## GIVEN EXERCISE
Print the entries verbatim, leaving out the images they contain.

## MATERIAL FOR THE TASK

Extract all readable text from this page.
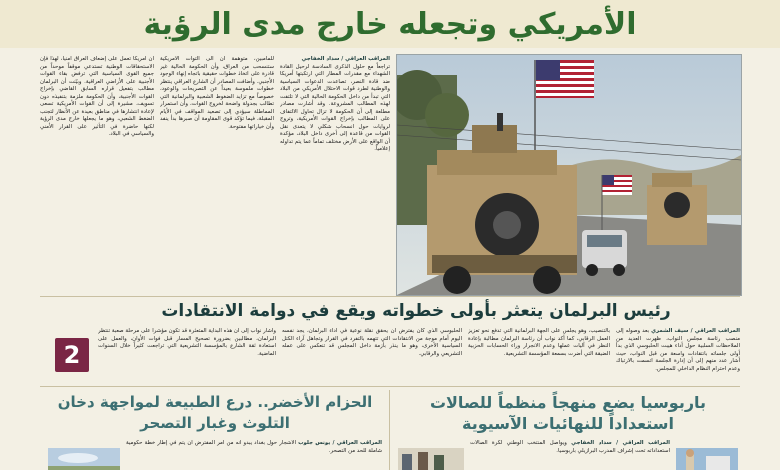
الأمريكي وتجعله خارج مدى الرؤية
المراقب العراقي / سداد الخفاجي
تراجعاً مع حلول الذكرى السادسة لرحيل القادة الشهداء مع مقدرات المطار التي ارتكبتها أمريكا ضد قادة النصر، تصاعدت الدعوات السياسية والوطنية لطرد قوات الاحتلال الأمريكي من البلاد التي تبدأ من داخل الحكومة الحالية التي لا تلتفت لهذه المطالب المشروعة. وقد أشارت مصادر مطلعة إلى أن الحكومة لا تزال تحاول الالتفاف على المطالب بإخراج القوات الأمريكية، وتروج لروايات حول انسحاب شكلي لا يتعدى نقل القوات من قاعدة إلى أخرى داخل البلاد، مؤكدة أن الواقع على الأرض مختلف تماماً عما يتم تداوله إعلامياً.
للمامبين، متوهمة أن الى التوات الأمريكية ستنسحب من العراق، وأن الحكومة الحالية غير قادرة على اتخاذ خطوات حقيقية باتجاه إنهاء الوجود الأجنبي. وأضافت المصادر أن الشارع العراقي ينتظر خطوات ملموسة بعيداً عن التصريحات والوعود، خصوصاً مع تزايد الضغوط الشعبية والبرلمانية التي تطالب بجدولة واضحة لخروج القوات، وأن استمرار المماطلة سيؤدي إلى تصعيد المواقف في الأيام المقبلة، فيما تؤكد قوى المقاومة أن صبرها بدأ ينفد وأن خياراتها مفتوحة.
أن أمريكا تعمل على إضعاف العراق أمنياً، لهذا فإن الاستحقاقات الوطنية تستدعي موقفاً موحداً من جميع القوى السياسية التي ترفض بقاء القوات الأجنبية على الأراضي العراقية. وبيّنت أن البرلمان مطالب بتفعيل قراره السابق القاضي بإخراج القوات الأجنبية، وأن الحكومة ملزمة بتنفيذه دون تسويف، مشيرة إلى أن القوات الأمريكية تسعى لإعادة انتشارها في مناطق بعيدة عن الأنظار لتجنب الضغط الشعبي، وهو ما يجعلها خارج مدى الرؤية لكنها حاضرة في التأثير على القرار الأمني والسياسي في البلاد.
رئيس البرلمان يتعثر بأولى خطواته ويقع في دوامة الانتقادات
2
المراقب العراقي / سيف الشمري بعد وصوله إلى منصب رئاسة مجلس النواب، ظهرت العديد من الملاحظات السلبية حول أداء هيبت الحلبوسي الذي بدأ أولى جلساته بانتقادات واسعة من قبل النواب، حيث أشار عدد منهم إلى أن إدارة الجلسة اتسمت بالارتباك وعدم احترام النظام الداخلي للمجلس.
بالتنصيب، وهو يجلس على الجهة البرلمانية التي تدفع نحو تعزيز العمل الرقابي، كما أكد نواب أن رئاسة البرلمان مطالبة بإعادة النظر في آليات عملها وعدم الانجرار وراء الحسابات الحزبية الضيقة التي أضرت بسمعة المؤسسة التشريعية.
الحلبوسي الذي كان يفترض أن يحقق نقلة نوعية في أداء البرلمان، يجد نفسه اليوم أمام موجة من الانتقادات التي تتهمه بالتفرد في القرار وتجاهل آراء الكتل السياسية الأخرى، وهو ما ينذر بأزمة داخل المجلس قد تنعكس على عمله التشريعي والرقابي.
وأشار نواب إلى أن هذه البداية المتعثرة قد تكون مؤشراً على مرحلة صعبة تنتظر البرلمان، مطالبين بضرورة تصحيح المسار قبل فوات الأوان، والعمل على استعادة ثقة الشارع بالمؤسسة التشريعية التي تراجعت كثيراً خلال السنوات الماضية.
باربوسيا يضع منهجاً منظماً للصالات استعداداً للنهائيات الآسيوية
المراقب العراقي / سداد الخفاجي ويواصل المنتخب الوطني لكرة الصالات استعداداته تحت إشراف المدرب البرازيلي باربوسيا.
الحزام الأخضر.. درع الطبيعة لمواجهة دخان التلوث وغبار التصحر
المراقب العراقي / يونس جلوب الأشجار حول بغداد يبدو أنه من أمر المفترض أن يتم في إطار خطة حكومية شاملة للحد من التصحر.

## SOLUTION
Extract all readable text from this page.
الأمريكي وتجعله خارج مدى الرؤية
المراقب العراقي / سداد الخفاجي
تراجعاً مع حلول الذكرى السادسة لرحيل القادة الشهداء مع مقدرات المطار التي ارتكبتها أمريكا ضد قادة النصر، تصاعدت الدعوات السياسية والوطنية لطرد قوات الاحتلال الأمريكي من البلاد التي تبدأ من داخل الحكومة الحالية التي لا تلتفت لهذه المطالب المشروعة. وقد أشارت مصادر مطلعة إلى أن الحكومة لا تزال تحاول الالتفاف على المطالب بإخراج القوات الأمريكية، وتروج لروايات حول انسحاب شكلي لا يتعدى نقل القوات من قاعدة إلى أخرى داخل البلاد، مؤكدة أن الواقع على الأرض مختلف تماماً عما يتم تداوله إعلامياً.
للمامبين، متوهمة أن الى التوات الأمريكية ستنسحب من العراق، وأن الحكومة الحالية غير قادرة على اتخاذ خطوات حقيقية باتجاه إنهاء الوجود الأجنبي. وأضافت المصادر أن الشارع العراقي ينتظر خطوات ملموسة بعيداً عن التصريحات والوعود، خصوصاً مع تزايد الضغوط الشعبية والبرلمانية التي تطالب بجدولة واضحة لخروج القوات، وأن استمرار المماطلة سيؤدي إلى تصعيد المواقف في الأيام المقبلة، فيما تؤكد قوى المقاومة أن صبرها بدأ ينفد وأن خياراتها مفتوحة.
أن أمريكا تعمل على إضعاف العراق أمنياً، لهذا فإن الاستحقاقات الوطنية تستدعي موقفاً موحداً من جميع القوى السياسية التي ترفض بقاء القوات الأجنبية على الأراضي العراقية. وبيّنت أن البرلمان مطالب بتفعيل قراره السابق القاضي بإخراج القوات الأجنبية، وأن الحكومة ملزمة بتنفيذه دون تسويف، مشيرة إلى أن القوات الأمريكية تسعى لإعادة انتشارها في مناطق بعيدة عن الأنظار لتجنب الضغط الشعبي، وهو ما يجعلها خارج مدى الرؤية لكنها حاضرة في التأثير على القرار الأمني والسياسي في البلاد.
رئيس البرلمان يتعثر بأولى خطواته ويقع في دوامة الانتقادات
2
المراقب العراقي / سيف الشمري بعد وصوله إلى منصب رئاسة مجلس النواب، ظهرت العديد من الملاحظات السلبية حول أداء هيبت الحلبوسي الذي بدأ أولى جلساته بانتقادات واسعة من قبل النواب، حيث أشار عدد منهم إلى أن إدارة الجلسة اتسمت بالارتباك وعدم احترام النظام الداخلي للمجلس.
بالتنصيب، وهو يجلس على الجهة البرلمانية التي تدفع نحو تعزيز العمل الرقابي، كما أكد نواب أن رئاسة البرلمان مطالبة بإعادة النظر في آليات عملها وعدم الانجرار وراء الحسابات الحزبية الضيقة التي أضرت بسمعة المؤسسة التشريعية.
الحلبوسي الذي كان يفترض أن يحقق نقلة نوعية في أداء البرلمان، يجد نفسه اليوم أمام موجة من الانتقادات التي تتهمه بالتفرد في القرار وتجاهل آراء الكتل السياسية الأخرى، وهو ما ينذر بأزمة داخل المجلس قد تنعكس على عمله التشريعي والرقابي.
وأشار نواب إلى أن هذه البداية المتعثرة قد تكون مؤشراً على مرحلة صعبة تنتظر البرلمان، مطالبين بضرورة تصحيح المسار قبل فوات الأوان، والعمل على استعادة ثقة الشارع بالمؤسسة التشريعية التي تراجعت كثيراً خلال السنوات الماضية.
باربوسيا يضع منهجاً منظماً للصالات استعداداً للنهائيات الآسيوية
المراقب العراقي / سداد الخفاجي ويواصل المنتخب الوطني لكرة الصالات استعداداته تحت إشراف المدرب البرازيلي باربوسيا.
الحزام الأخضر.. درع الطبيعة لمواجهة دخان التلوث وغبار التصحر
المراقب العراقي / يونس جلوب الأشجار حول بغداد يبدو أنه من أمر المفترض أن يتم في إطار خطة حكومية شاملة للحد من التصحر.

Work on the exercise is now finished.